Stated problem
Where a line of the listing below includes the word "Warranty", reproduce that line.

• • • • •

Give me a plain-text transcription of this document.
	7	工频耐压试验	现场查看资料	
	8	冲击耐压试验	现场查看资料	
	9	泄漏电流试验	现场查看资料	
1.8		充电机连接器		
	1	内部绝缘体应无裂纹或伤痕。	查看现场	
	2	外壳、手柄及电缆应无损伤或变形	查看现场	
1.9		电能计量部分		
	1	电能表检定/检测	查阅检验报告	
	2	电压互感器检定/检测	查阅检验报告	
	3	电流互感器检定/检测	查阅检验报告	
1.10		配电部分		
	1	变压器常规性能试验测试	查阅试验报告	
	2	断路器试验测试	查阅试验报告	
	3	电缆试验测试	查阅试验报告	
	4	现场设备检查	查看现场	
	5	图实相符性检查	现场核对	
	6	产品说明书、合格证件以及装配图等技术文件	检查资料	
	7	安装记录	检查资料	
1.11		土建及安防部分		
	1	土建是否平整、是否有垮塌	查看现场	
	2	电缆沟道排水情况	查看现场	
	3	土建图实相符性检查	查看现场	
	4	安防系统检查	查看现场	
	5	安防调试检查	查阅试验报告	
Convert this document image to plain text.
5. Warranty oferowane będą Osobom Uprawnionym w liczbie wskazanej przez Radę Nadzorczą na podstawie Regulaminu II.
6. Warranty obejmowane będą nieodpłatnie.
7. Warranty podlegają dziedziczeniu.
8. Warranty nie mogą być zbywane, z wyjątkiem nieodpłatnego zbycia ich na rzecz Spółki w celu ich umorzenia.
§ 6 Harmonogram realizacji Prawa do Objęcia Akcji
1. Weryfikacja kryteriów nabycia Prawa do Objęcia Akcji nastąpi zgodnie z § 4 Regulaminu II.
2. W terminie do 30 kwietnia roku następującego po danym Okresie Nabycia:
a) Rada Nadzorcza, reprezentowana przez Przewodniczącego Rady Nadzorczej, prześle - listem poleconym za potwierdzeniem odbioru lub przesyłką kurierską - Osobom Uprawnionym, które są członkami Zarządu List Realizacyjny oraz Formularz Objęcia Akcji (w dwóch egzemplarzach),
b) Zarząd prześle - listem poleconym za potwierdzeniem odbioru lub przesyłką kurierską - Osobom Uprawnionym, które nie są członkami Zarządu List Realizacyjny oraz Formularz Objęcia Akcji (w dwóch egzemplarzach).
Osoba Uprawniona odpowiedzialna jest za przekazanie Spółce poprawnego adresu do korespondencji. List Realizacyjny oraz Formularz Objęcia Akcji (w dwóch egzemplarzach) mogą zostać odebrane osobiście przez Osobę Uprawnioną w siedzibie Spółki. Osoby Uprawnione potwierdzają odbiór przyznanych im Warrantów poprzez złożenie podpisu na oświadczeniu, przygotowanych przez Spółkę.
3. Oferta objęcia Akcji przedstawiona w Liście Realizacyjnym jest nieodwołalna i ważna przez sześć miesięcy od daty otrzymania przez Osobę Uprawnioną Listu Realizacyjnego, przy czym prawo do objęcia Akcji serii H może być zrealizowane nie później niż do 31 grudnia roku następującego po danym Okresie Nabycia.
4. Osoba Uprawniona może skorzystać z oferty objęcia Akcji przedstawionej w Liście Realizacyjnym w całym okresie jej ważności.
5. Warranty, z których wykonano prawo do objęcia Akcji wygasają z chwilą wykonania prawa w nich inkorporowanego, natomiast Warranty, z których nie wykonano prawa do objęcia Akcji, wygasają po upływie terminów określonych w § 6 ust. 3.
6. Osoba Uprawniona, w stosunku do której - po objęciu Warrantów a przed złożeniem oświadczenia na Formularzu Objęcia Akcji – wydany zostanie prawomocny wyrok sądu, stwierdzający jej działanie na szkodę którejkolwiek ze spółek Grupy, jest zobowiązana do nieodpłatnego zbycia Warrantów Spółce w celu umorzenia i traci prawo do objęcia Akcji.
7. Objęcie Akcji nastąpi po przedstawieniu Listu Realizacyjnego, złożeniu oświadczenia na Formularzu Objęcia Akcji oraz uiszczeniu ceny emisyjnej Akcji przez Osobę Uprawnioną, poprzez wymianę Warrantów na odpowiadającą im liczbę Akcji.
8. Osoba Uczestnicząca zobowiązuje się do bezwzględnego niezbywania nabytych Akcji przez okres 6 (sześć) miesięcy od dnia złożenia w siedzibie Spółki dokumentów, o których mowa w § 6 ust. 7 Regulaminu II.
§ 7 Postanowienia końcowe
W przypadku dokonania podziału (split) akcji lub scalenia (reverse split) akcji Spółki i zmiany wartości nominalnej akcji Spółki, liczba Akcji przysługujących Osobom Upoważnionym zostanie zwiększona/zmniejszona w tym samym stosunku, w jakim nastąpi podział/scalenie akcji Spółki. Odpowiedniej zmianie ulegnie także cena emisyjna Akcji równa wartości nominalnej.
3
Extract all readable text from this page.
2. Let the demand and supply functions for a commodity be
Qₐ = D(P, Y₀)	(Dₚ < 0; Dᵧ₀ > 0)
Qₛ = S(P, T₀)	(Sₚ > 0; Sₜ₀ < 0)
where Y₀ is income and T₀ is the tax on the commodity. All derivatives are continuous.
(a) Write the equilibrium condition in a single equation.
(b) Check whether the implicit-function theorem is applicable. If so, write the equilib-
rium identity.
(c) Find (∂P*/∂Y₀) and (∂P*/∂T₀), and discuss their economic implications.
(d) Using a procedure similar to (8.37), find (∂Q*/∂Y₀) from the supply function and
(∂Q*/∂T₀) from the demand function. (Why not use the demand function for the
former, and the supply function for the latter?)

• • • • •

The response
5. Warranty oferowane będą Osobom Uprawnionym w liczbie wskazanej przez Radę Nadzorczą na podstawie Regulaminu II.
6. Warranty obejmowane będą nieodpłatnie.
7. Warranty podlegają dziedziczeniu.
8. Warranty nie mogą być zbywane, z wyjątkiem nieodpłatnego zbycia ich na rzecz Spółki w celu ich umorzenia.
5. Warranty, z których wykonano prawo do objęcia Akcji wygasają z chwilą wykonania prawa w nich inkorporowanego, natomiast Warranty, z których nie wykonano prawa do objęcia Akcji, wygasają po upływie terminów określonych w § 6 ust. 3.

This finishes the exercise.